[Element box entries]

-- Start --

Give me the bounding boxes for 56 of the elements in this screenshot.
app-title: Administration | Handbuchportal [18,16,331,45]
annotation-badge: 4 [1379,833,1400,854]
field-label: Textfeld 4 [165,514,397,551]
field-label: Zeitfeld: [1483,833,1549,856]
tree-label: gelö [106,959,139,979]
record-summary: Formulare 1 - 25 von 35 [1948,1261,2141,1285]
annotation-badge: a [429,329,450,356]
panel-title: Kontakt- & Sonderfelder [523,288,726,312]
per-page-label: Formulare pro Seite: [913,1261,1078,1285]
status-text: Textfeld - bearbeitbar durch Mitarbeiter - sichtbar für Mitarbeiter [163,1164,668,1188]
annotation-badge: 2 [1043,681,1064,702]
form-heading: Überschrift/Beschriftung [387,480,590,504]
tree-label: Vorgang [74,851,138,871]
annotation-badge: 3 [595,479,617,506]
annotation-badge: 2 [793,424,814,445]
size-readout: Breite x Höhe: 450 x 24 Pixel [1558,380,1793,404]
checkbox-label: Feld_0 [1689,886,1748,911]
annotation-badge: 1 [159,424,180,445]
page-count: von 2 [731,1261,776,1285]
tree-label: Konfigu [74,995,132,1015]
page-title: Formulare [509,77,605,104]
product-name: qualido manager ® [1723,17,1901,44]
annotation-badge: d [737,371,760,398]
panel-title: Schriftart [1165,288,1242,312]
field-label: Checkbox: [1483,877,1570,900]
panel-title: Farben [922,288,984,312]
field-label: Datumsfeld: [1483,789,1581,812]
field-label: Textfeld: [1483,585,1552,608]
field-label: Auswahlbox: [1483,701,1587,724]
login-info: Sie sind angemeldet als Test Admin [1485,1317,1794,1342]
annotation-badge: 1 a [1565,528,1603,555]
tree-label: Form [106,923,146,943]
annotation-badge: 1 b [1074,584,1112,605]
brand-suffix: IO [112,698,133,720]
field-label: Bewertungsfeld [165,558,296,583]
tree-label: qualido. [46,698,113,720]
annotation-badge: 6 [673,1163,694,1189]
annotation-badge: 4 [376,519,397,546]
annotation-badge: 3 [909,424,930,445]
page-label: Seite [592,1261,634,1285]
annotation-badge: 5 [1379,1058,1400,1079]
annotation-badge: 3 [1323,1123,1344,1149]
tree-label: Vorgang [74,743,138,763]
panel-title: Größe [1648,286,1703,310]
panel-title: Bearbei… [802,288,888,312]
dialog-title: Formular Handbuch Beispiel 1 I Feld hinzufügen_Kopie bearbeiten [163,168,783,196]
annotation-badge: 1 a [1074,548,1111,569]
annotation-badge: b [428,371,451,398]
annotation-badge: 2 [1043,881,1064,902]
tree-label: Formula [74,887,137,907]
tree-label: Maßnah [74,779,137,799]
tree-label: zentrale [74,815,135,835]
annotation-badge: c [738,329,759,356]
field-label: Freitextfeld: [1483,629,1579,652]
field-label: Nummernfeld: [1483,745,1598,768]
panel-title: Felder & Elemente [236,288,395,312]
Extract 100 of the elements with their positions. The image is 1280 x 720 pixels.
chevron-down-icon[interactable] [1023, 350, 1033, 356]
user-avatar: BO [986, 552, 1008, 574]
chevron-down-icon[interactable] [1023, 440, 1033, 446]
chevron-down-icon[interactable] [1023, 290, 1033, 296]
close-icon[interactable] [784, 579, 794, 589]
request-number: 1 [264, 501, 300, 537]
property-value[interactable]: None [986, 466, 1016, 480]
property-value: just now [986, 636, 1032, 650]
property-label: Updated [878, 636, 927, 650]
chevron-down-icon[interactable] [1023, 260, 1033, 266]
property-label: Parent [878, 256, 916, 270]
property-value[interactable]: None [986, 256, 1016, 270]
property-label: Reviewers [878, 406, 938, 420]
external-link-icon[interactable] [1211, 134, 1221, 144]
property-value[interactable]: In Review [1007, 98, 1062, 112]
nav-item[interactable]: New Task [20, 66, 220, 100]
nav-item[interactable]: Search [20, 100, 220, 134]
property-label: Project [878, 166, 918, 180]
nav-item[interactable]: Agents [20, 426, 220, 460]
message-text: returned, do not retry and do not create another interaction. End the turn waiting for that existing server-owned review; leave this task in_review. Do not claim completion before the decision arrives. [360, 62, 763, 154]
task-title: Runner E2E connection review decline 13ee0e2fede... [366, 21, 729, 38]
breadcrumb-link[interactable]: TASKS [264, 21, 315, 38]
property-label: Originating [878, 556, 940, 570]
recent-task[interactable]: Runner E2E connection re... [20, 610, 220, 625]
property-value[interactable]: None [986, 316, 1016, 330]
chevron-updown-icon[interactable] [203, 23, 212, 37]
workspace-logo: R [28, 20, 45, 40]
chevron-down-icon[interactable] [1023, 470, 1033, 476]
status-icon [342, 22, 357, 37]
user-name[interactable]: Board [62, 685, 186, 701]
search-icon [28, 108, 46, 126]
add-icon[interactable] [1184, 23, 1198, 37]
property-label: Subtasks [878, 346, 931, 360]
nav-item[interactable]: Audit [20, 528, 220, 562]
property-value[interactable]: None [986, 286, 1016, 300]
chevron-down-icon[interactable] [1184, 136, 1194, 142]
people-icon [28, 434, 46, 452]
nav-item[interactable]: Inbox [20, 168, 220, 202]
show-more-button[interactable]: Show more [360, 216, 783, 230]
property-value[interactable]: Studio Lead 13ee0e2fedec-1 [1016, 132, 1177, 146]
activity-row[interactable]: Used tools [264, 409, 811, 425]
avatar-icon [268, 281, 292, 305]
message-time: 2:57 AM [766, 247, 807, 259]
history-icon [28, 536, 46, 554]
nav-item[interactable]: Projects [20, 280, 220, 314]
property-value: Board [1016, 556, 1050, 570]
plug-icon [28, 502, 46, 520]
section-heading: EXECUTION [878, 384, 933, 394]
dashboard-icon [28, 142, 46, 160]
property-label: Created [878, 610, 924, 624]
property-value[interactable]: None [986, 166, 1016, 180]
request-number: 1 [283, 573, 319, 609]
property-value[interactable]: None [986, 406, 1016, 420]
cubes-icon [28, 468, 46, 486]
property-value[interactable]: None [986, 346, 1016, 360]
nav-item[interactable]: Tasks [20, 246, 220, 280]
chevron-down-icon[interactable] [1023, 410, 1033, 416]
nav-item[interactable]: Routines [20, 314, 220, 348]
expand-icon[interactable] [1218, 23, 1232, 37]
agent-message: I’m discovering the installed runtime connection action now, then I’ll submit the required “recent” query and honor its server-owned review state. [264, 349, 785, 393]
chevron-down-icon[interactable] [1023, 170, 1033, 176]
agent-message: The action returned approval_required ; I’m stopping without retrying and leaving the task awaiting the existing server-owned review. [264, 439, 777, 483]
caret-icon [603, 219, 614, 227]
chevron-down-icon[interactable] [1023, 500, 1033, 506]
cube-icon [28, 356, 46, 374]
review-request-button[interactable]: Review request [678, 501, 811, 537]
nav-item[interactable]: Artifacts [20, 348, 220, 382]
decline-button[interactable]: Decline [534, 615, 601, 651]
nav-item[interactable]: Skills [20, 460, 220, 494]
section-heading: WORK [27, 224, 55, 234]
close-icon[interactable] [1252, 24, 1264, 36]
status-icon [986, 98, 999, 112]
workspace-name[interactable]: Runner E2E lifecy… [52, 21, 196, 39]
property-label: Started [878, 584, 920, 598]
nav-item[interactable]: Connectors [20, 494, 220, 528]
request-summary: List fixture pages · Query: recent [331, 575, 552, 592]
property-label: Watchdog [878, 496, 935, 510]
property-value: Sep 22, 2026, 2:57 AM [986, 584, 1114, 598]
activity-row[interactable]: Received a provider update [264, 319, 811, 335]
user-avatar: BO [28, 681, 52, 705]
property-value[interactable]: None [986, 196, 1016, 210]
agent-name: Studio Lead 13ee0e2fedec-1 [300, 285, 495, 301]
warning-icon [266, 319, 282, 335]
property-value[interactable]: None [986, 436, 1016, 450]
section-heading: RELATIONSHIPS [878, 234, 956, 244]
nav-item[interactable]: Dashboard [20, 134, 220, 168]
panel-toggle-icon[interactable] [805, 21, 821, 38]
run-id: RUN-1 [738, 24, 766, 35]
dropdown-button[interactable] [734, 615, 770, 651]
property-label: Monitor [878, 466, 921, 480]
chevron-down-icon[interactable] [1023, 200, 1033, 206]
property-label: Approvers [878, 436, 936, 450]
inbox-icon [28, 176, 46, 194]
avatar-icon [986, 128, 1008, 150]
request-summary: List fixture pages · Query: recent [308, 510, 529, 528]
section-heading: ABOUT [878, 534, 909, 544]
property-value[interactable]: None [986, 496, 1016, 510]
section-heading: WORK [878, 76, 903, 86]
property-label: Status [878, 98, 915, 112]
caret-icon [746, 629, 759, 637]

-- End --

Format everything from the start of the entries down to the line containing "status-text: Textfeld - bearbeitbar" as a numbered list, leaving out any blank lines.

1. Give me the bounding boxes for 56 of the elements in this screenshot.
2. app-title: Administration | Handbuchportal [18,16,331,45]
3. annotation-badge: 4 [1379,833,1400,854]
4. field-label: Textfeld 4 [165,514,397,551]
5. field-label: Zeitfeld: [1483,833,1549,856]
6. tree-label: gelö [106,959,139,979]
7. record-summary: Formulare 1 - 25 von 35 [1948,1261,2141,1285]
8. annotation-badge: a [429,329,450,356]
9. panel-title: Kontakt- & Sonderfelder [523,288,726,312]
10. per-page-label: Formulare pro Seite: [913,1261,1078,1285]
11. status-text: Textfeld - bearbeitbar durch Mitarbeiter - sichtbar für Mitarbeiter [163,1164,668,1188]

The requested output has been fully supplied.